• **What is needed**: Pictures stay out of the copy; set down each line of the listing below exactly.

[Collected data entries]
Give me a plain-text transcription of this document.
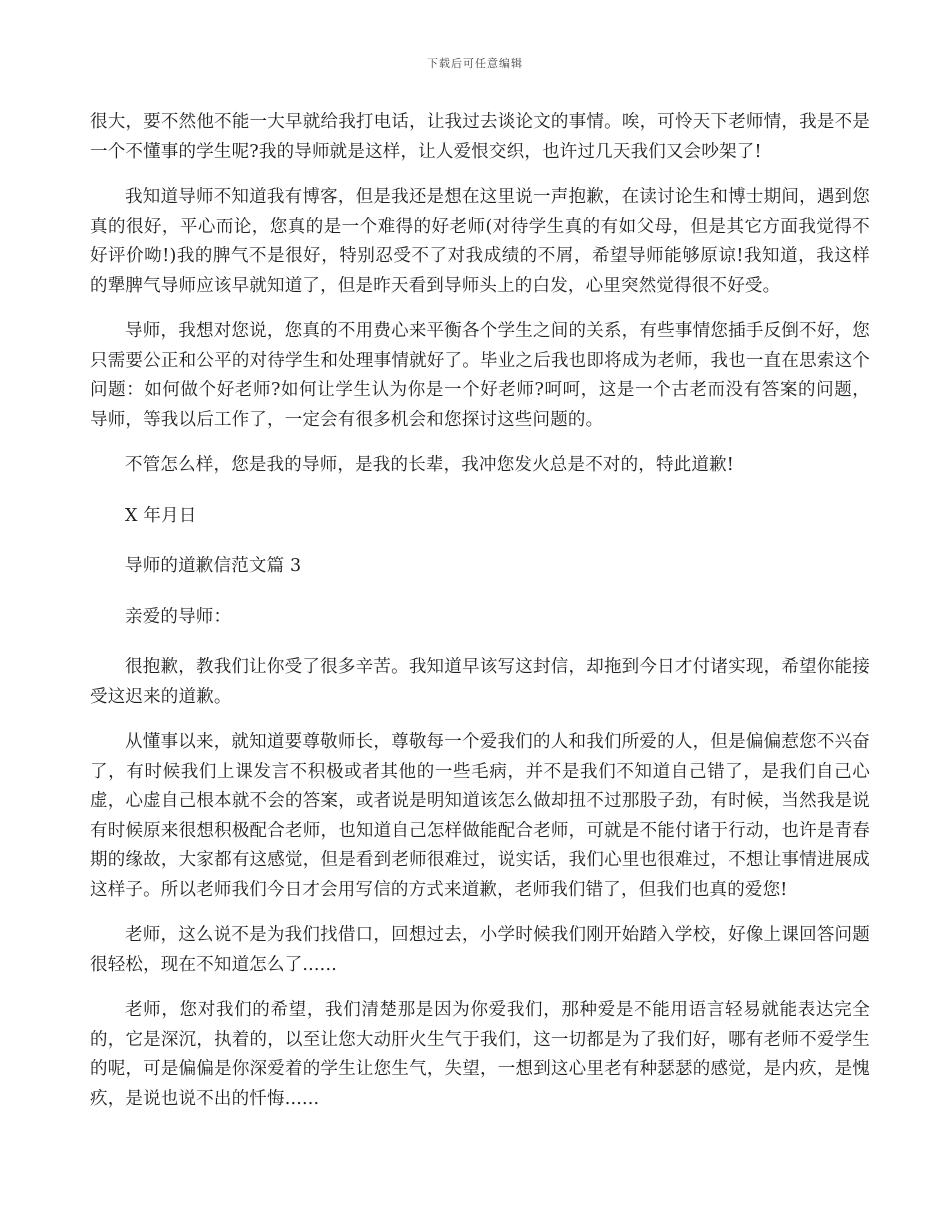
下载后可任意编辑

很大，要不然他不能一大早就给我打电话，让我过去谈论文的事情。唉，可怜天下老师情，我是不是一个不懂事的学生呢?我的导师就是这样，让人爱恨交织，也许过几天我们又会吵架了!

我知道导师不知道我有博客，但是我还是想在这里说一声抱歉，在读讨论生和博士期间，遇到您真的很好，平心而论，您真的是一个难得的好老师(对待学生真的有如父母，但是其它方面我觉得不好评价呦!)我的脾气不是很好，特别忍受不了对我成绩的不屑，希望导师能够原谅!我知道，我这样的犟脾气导师应该早就知道了，但是昨天看到导师头上的白发，心里突然觉得很不好受。

导师，我想对您说，您真的不用费心来平衡各个学生之间的关系，有些事情您插手反倒不好，您只需要公正和公平的对待学生和处理事情就好了。毕业之后我也即将成为老师，我也一直在思索这个问题：如何做个好老师?如何让学生认为你是一个好老师?呵呵，这是一个古老而没有答案的问题，导师，等我以后工作了，一定会有很多机会和您探讨这些问题的。

不管怎么样，您是我的导师，是我的长辈，我冲您发火总是不对的，特此道歉!

X 年月日

导师的道歉信范文篇 3

亲爱的导师：

很抱歉，教我们让你受了很多辛苦。我知道早该写这封信，却拖到今日才付诸实现，希望你能接受这迟来的道歉。

从懂事以来，就知道要尊敬师长，尊敬每一个爱我们的人和我们所爱的人，但是偏偏惹您不兴奋了，有时候我们上课发言不积极或者其他的一些毛病，并不是我们不知道自己错了，是我们自己心虚，心虚自己根本就不会的答案，或者说是明知道该怎么做却扭不过那股子劲，有时候，当然我是说有时候原来很想积极配合老师，也知道自己怎样做能配合老师，可就是不能付诸于行动，也许是青春期的缘故，大家都有这感觉，但是看到老师很难过，说实话，我们心里也很难过，不想让事情进展成这样子。所以老师我们今日才会用写信的方式来道歉，老师我们错了，但我们也真的爱您!

老师，这么说不是为我们找借口，回想过去，小学时候我们刚开始踏入学校，好像上课回答问题很轻松，现在不知道怎么了......

老师，您对我们的希望，我们清楚那是因为你爱我们，那种爱是不能用语言轻易就能表达完全的，它是深沉，执着的，以至让您大动肝火生气于我们，这一切都是为了我们好，哪有老师不爱学生的呢，可是偏偏是你深爱着的学生让您生气，失望，一想到这心里老有种瑟瑟的感觉，是内疚，是愧疚，是说也说不出的忏悔......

• **Answer to this problem**:
Give me a plain-text transcription of this document.
下载后可任意编辑

很大，要不然他不能一大早就给我打电话，让我过去谈论文的事情。唉，可怜天下老师情，我是不是一个不懂事的学生呢?我的导师就是这样，让人爱恨交织，也许过几天我们又会吵架了!

我知道导师不知道我有博客，但是我还是想在这里说一声抱歉，在读讨论生和博士期间，遇到您真的很好，平心而论，您真的是一个难得的好老师(对待学生真的有如父母，但是其它方面我觉得不好评价呦!)我的脾气不是很好，特别忍受不了对我成绩的不屑，希望导师能够原谅!我知道，我这样的犟脾气导师应该早就知道了，但是昨天看到导师头上的白发，心里突然觉得很不好受。

导师，我想对您说，您真的不用费心来平衡各个学生之间的关系，有些事情您插手反倒不好，您只需要公正和公平的对待学生和处理事情就好了。毕业之后我也即将成为老师，我也一直在思索这个问题：如何做个好老师?如何让学生认为你是一个好老师?呵呵，这是一个古老而没有答案的问题，导师，等我以后工作了，一定会有很多机会和您探讨这些问题的。

不管怎么样，您是我的导师，是我的长辈，我冲您发火总是不对的，特此道歉!

X 年月日

导师的道歉信范文篇 3

亲爱的导师：

很抱歉，教我们让你受了很多辛苦。我知道早该写这封信，却拖到今日才付诸实现，希望你能接受这迟来的道歉。

从懂事以来，就知道要尊敬师长，尊敬每一个爱我们的人和我们所爱的人，但是偏偏惹您不兴奋了，有时候我们上课发言不积极或者其他的一些毛病，并不是我们不知道自己错了，是我们自己心虚，心虚自己根本就不会的答案，或者说是明知道该怎么做却扭不过那股子劲，有时候，当然我是说有时候原来很想积极配合老师，也知道自己怎样做能配合老师，可就是不能付诸于行动，也许是青春期的缘故，大家都有这感觉，但是看到老师很难过，说实话，我们心里也很难过，不想让事情进展成这样子。所以老师我们今日才会用写信的方式来道歉，老师我们错了，但我们也真的爱您!

老师，这么说不是为我们找借口，回想过去，小学时候我们刚开始踏入学校，好像上课回答问题很轻松，现在不知道怎么了......

老师，您对我们的希望，我们清楚那是因为你爱我们，那种爱是不能用语言轻易就能表达完全的，它是深沉，执着的，以至让您大动肝火生气于我们，这一切都是为了我们好，哪有老师不爱学生的呢，可是偏偏是你深爱着的学生让您生气，失望，一想到这心里老有种瑟瑟的感觉，是内疚，是愧疚，是说也说不出的忏悔......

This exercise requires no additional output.